====== Supplied data ======
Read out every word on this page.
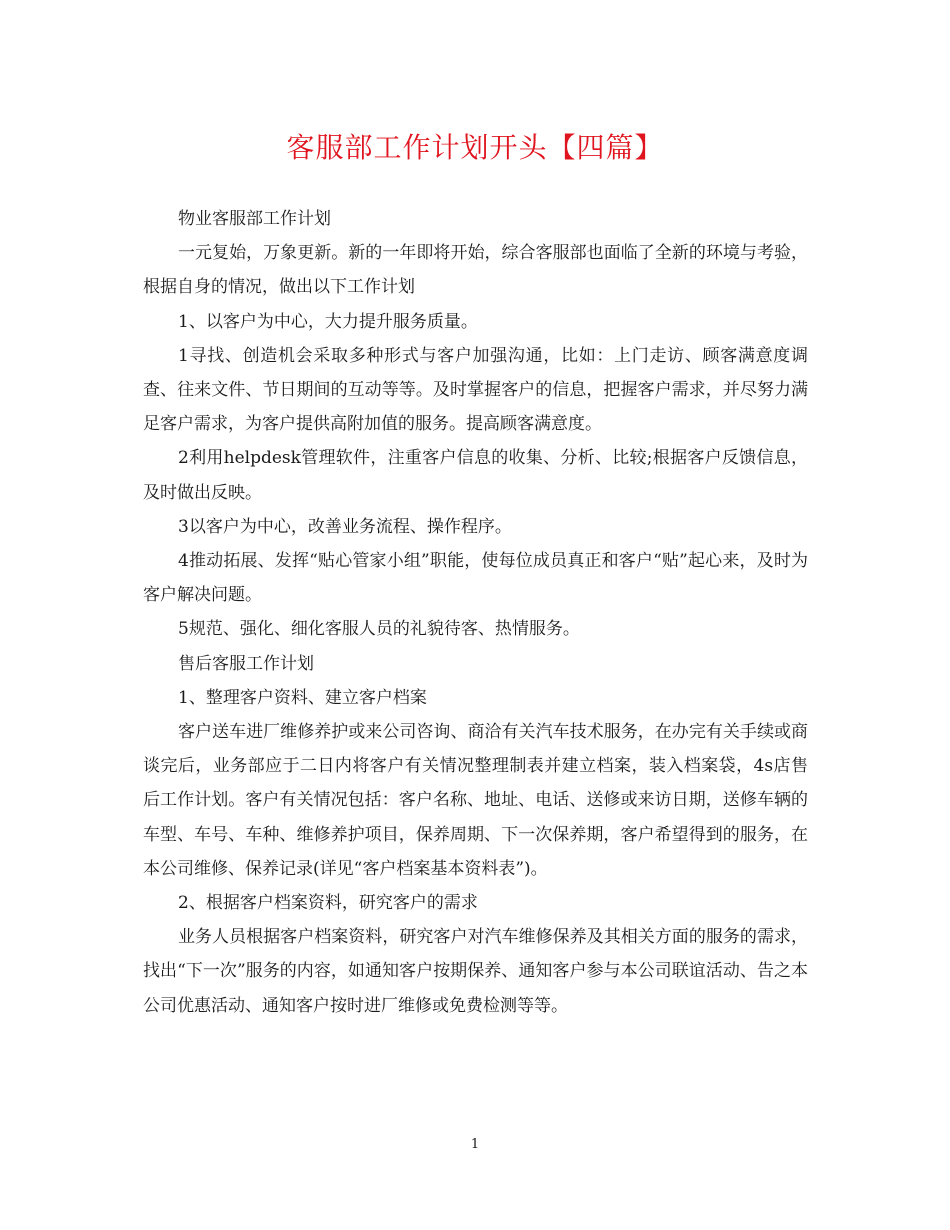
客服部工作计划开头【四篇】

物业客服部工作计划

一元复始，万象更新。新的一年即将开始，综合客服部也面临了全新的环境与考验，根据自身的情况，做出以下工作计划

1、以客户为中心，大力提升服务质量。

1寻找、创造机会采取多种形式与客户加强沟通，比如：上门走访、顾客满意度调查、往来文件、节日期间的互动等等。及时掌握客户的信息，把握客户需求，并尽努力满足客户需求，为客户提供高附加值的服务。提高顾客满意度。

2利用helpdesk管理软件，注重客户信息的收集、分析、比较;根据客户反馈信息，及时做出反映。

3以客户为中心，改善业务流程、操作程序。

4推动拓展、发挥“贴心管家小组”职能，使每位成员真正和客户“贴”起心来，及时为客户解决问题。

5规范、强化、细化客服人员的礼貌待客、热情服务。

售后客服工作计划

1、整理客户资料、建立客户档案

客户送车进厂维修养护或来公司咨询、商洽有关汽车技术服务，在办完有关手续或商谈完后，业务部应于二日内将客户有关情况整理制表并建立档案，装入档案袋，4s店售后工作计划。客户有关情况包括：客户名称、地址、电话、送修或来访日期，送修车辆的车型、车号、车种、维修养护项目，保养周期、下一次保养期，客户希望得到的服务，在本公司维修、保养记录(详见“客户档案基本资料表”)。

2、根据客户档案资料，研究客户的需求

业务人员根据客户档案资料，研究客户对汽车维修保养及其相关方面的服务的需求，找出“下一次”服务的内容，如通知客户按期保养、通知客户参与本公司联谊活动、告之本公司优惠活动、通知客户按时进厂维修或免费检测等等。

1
======
**What you need to do:** The records above must be echoed exactly, minus their pictures.

**In response:**
Read out every word on this page.
客服部工作计划开头【四篇】

物业客服部工作计划

一元复始，万象更新。新的一年即将开始，综合客服部也面临了全新的环境与考验，根据自身的情况，做出以下工作计划

1、以客户为中心，大力提升服务质量。

1寻找、创造机会采取多种形式与客户加强沟通，比如：上门走访、顾客满意度调查、往来文件、节日期间的互动等等。及时掌握客户的信息，把握客户需求，并尽努力满足客户需求，为客户提供高附加值的服务。提高顾客满意度。

2利用helpdesk管理软件，注重客户信息的收集、分析、比较;根据客户反馈信息，及时做出反映。

3以客户为中心，改善业务流程、操作程序。

4推动拓展、发挥“贴心管家小组”职能，使每位成员真正和客户“贴”起心来，及时为客户解决问题。

5规范、强化、细化客服人员的礼貌待客、热情服务。

售后客服工作计划

1、整理客户资料、建立客户档案

客户送车进厂维修养护或来公司咨询、商洽有关汽车技术服务，在办完有关手续或商谈完后，业务部应于二日内将客户有关情况整理制表并建立档案，装入档案袋，4s店售后工作计划。客户有关情况包括：客户名称、地址、电话、送修或来访日期，送修车辆的车型、车号、车种、维修养护项目，保养周期、下一次保养期，客户希望得到的服务，在本公司维修、保养记录(详见“客户档案基本资料表”)。

2、根据客户档案资料，研究客户的需求

业务人员根据客户档案资料，研究客户对汽车维修保养及其相关方面的服务的需求，找出“下一次”服务的内容，如通知客户按期保养、通知客户参与本公司联谊活动、告之本公司优惠活动、通知客户按时进厂维修或免费检测等等。

1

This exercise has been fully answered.